» AIM OF THE EXERCISE
Word for word, restate every line of the material.

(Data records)
--- begin ---

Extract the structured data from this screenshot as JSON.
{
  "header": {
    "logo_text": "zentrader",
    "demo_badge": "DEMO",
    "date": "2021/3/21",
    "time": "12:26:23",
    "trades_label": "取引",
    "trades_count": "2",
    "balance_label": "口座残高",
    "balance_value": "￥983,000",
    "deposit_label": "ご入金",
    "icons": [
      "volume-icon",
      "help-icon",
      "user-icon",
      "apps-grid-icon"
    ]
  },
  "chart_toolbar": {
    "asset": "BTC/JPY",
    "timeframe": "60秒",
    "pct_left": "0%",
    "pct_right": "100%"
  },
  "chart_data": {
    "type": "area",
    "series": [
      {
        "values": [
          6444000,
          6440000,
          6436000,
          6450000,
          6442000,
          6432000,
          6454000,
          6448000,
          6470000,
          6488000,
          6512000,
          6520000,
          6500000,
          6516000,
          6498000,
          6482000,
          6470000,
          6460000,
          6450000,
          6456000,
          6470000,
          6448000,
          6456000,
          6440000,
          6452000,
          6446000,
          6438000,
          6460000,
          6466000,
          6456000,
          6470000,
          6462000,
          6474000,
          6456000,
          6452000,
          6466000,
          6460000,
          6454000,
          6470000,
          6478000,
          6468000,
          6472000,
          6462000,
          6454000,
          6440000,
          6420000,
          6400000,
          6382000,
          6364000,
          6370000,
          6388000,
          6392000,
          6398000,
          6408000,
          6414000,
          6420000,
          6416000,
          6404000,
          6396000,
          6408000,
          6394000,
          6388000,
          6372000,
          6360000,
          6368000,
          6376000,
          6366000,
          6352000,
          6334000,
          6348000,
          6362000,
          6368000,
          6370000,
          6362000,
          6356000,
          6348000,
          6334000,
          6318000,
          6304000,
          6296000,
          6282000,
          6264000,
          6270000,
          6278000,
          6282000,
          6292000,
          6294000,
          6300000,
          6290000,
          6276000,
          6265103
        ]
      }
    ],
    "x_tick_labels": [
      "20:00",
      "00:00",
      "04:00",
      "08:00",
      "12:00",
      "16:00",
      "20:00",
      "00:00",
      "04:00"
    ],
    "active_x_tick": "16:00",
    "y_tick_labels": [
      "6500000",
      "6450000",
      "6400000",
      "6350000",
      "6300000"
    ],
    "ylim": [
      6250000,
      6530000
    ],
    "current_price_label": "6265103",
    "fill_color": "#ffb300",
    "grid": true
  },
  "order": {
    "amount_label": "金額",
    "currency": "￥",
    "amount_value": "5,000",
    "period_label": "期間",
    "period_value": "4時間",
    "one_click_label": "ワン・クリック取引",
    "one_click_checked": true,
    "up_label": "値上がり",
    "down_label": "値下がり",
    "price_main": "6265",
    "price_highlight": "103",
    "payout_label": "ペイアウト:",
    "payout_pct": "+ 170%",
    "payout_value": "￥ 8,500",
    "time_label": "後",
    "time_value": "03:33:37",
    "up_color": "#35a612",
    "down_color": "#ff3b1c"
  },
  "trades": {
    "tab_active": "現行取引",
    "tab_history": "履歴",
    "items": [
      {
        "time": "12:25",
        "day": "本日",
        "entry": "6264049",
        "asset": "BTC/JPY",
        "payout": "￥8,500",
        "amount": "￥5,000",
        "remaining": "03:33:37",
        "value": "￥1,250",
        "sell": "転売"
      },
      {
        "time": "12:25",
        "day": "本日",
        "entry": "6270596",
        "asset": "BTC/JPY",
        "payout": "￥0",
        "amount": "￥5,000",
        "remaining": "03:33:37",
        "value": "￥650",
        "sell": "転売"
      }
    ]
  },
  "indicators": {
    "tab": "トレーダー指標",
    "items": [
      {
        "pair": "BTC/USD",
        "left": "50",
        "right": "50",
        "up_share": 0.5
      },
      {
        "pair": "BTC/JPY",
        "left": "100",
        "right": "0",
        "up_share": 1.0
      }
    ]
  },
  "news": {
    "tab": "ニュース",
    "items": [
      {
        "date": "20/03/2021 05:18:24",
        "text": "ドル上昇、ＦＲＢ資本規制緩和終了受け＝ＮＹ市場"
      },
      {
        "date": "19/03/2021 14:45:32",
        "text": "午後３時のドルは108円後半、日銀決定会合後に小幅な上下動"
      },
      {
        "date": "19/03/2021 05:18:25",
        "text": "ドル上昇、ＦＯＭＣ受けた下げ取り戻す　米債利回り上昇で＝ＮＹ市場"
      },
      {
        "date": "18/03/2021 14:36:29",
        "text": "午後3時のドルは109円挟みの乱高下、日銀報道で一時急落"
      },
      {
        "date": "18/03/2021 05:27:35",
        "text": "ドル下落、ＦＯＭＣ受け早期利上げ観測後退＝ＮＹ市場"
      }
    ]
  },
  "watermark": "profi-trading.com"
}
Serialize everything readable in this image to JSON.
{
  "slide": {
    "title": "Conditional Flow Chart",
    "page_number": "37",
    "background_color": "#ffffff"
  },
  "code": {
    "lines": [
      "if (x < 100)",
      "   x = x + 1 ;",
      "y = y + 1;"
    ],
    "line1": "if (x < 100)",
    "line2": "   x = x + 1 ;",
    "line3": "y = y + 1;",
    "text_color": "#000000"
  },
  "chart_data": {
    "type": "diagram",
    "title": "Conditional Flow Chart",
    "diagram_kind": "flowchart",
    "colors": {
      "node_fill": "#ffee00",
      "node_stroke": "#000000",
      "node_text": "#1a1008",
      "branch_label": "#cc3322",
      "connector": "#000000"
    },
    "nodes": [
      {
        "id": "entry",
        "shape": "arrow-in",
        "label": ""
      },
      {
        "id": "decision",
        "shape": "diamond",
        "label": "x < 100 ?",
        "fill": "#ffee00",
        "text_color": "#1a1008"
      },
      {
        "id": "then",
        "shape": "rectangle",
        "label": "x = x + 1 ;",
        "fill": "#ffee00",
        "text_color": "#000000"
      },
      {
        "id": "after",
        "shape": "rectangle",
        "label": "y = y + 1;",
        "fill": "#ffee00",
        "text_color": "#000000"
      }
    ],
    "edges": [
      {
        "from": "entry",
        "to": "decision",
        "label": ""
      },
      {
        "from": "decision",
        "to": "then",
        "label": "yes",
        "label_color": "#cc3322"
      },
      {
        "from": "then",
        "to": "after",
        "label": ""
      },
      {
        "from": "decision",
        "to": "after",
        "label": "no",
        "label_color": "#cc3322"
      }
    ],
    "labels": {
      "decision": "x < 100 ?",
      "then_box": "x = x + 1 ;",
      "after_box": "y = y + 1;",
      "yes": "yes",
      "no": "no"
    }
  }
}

--- end ---

» RESULT
Extract the structured data from this screenshot as JSON.
{
  "header": {
    "logo_text": "zentrader",
    "demo_badge": "DEMO",
    "date": "2021/3/21",
    "time": "12:26:23",
    "trades_label": "取引",
    "trades_count": "2",
    "balance_label": "口座残高",
    "balance_value": "￥983,000",
    "deposit_label": "ご入金",
    "icons": [
      "volume-icon",
      "help-icon",
      "user-icon",
      "apps-grid-icon"
    ]
  },
  "chart_toolbar": {
    "asset": "BTC/JPY",
    "timeframe": "60秒",
    "pct_left": "0%",
    "pct_right": "100%"
  },
  "chart_data": {
    "type": "area",
    "series": [
      {
        "values": [
          6444000,
          6440000,
          6436000,
          6450000,
          6442000,
          6432000,
          6454000,
          6448000,
          6470000,
          6488000,
          6512000,
          6520000,
          6500000,
          6516000,
          6498000,
          6482000,
          6470000,
          6460000,
          6450000,
          6456000,
          6470000,
          6448000,
          6456000,
          6440000,
          6452000,
          6446000,
          6438000,
          6460000,
          6466000,
          6456000,
          6470000,
          6462000,
          6474000,
          6456000,
          6452000,
          6466000,
          6460000,
          6454000,
          6470000,
          6478000,
          6468000,
          6472000,
          6462000,
          6454000,
          6440000,
          6420000,
          6400000,
          6382000,
          6364000,
          6370000,
          6388000,
          6392000,
          6398000,
          6408000,
          6414000,
          6420000,
          6416000,
          6404000,
          6396000,
          6408000,
          6394000,
          6388000,
          6372000,
          6360000,
          6368000,
          6376000,
          6366000,
          6352000,
          6334000,
          6348000,
          6362000,
          6368000,
          6370000,
          6362000,
          6356000,
          6348000,
          6334000,
          6318000,
          6304000,
          6296000,
          6282000,
          6264000,
          6270000,
          6278000,
          6282000,
          6292000,
          6294000,
          6300000,
          6290000,
          6276000,
          6265103
        ]
      }
    ],
    "x_tick_labels": [
      "20:00",
      "00:00",
      "04:00",
      "08:00",
      "12:00",
      "16:00",
      "20:00",
      "00:00",
      "04:00"
    ],
    "active_x_tick": "16:00",
    "y_tick_labels": [
      "6500000",
      "6450000",
      "6400000",
      "6350000",
      "6300000"
    ],
    "ylim": [
      6250000,
      6530000
    ],
    "current_price_label": "6265103",
    "fill_color": "#ffb300",
    "grid": true
  },
  "order": {
    "amount_label": "金額",
    "currency": "￥",
    "amount_value": "5,000",
    "period_label": "期間",
    "period_value": "4時間",
    "one_click_label": "ワン・クリック取引",
    "one_click_checked": true,
    "up_label": "値上がり",
    "down_label": "値下がり",
    "price_main": "6265",
    "price_highlight": "103",
    "payout_label": "ペイアウト:",
    "payout_pct": "+ 170%",
    "payout_value": "￥ 8,500",
    "time_label": "後",
    "time_value": "03:33:37",
    "up_color": "#35a612",
    "down_color": "#ff3b1c"
  },
  "trades": {
    "tab_active": "現行取引",
    "tab_history": "履歴",
    "items": [
      {
        "time": "12:25",
        "day": "本日",
        "entry": "6264049",
        "asset": "BTC/JPY",
        "payout": "￥8,500",
        "amount": "￥5,000",
        "remaining": "03:33:37",
        "value": "￥1,250",
        "sell": "転売"
      },
      {
        "time": "12:25",
        "day": "本日",
        "entry": "6270596",
        "asset": "BTC/JPY",
        "payout": "￥0",
        "amount": "￥5,000",
        "remaining": "03:33:37",
        "value": "￥650",
        "sell": "転売"
      }
    ]
  },
  "indicators": {
    "tab": "トレーダー指標",
    "items": [
      {
        "pair": "BTC/USD",
        "left": "50",
        "right": "50",
        "up_share": 0.5
      },
      {
        "pair": "BTC/JPY",
        "left": "100",
        "right": "0",
        "up_share": 1.0
      }
    ]
  },
  "news": {
    "tab": "ニュース",
    "items": [
      {
        "date": "20/03/2021 05:18:24",
        "text": "ドル上昇、ＦＲＢ資本規制緩和終了受け＝ＮＹ市場"
      },
      {
        "date": "19/03/2021 14:45:32",
        "text": "午後３時のドルは108円後半、日銀決定会合後に小幅な上下動"
      },
      {
        "date": "19/03/2021 05:18:25",
        "text": "ドル上昇、ＦＯＭＣ受けた下げ取り戻す　米債利回り上昇で＝ＮＹ市場"
      },
      {
        "date": "18/03/2021 14:36:29",
        "text": "午後3時のドルは109円挟みの乱高下、日銀報道で一時急落"
      },
      {
        "date": "18/03/2021 05:27:35",
        "text": "ドル下落、ＦＯＭＣ受け早期利上げ観測後退＝ＮＹ市場"
      }
    ]
  },
  "watermark": "profi-trading.com"
}
Serialize everything readable in this image to JSON.
{
  "slide": {
    "title": "Conditional Flow Chart",
    "page_number": "37",
    "background_color": "#ffffff"
  },
  "code": {
    "lines": [
      "if (x < 100)",
      "   x = x + 1 ;",
      "y = y + 1;"
    ],
    "line1": "if (x < 100)",
    "line2": "   x = x + 1 ;",
    "line3": "y = y + 1;",
    "text_color": "#000000"
  },
  "chart_data": {
    "type": "diagram",
    "title": "Conditional Flow Chart",
    "diagram_kind": "flowchart",
    "colors": {
      "node_fill": "#ffee00",
      "node_stroke": "#000000",
      "node_text": "#1a1008",
      "branch_label": "#cc3322",
      "connector": "#000000"
    },
    "nodes": [
      {
        "id": "entry",
        "shape": "arrow-in",
        "label": ""
      },
      {
        "id": "decision",
        "shape": "diamond",
        "label": "x < 100 ?",
        "fill": "#ffee00",
        "text_color": "#1a1008"
      },
      {
        "id": "then",
        "shape": "rectangle",
        "label": "x = x + 1 ;",
        "fill": "#ffee00",
        "text_color": "#000000"
      },
      {
        "id": "after",
        "shape": "rectangle",
        "label": "y = y + 1;",
        "fill": "#ffee00",
        "text_color": "#000000"
      }
    ],
    "edges": [
      {
        "from": "entry",
        "to": "decision",
        "label": ""
      },
      {
        "from": "decision",
        "to": "then",
        "label": "yes",
        "label_color": "#cc3322"
      },
      {
        "from": "then",
        "to": "after",
        "label": ""
      },
      {
        "from": "decision",
        "to": "after",
        "label": "no",
        "label_color": "#cc3322"
      }
    ],
    "labels": {
      "decision": "x < 100 ?",
      "then_box": "x = x + 1 ;",
      "after_box": "y = y + 1;",
      "yes": "yes",
      "no": "no"
    }
  }
}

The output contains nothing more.